| Requirements |
From the Lakeice project text below, write out everything from "Tessa Bunney /" down to "of nature remains.", word for word.

start Selected text

Tessa Bunney / Järvenjää / Lakeice
The interaction between man and nature has a long history in Finland. With a population of 130,974, Jyväskylä is the capital of Central Finland and the largest city in the Finnish Lakeland, an area of more than 188,000 lakes. Situated on the northern coast of Lake Päijänne and 270 kms north of Helsinki, the city has been continuously one of the most rapidly growing cities in Finland since World War II and is surrounded by lakes, hills and forests.
Over the past decades, Finland has experienced an unprecedented rate of economic, technological and social change. The whole way of life is now completely different from how it was only a few decades ago. However, the need to connect to the tranquility of nature remains.
My aim with the project Järvenjää/Lakeice was to explore interrelations between people and their immediate environment; allowing the viewer to reflect on diverse uses of natural landscapes within the city. To achieve this work I spent every day walking and travelling by local bus around Jyväskylä to the many lakes in and around the city. Initially, I’m working like a street photographer – nothing is predetermined; the series is built up by spending time out there experiencing changes in the weather and responding to what I see and the people I meet. Later I spent time with the groups of ice swimmers who meet several times a week to relax, take a sauna and swim in a hole in the ice.

end Selected text
start Data excerpt

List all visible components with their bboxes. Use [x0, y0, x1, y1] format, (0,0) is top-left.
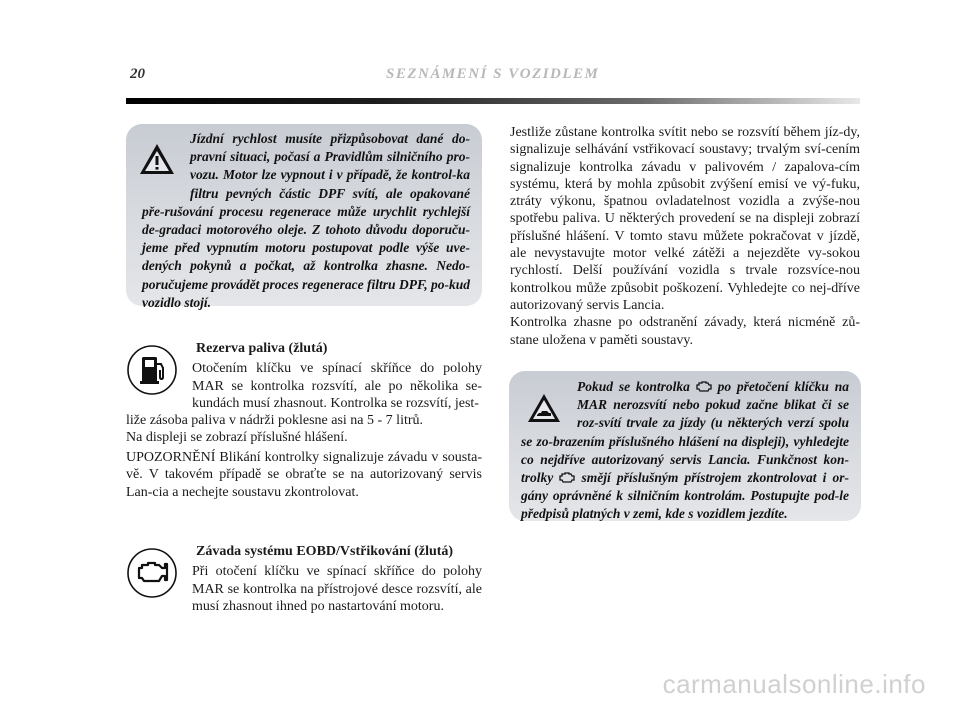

end Data excerpt

| Exercise result |
Tessa Bunney / Järvenjää / Lakeice
The interaction between man and nature has a long history in Finland. With a population of 130,974, Jyväskylä is the capital of Central Finland and the largest city in the Finnish Lakeland, an area of more than 188,000 lakes. Situated on the northern coast of Lake Päijänne and 270 kms north of Helsinki, the city has been continuously one of the most rapidly growing cities in Finland since World War II and is surrounded by lakes, hills and forests.
Over the past decades, Finland has experienced an unprecedented rate of economic, technological and social change. The whole way of life is now completely different from how it was only a few decades ago. However, the need to connect to the tranquility of nature remains.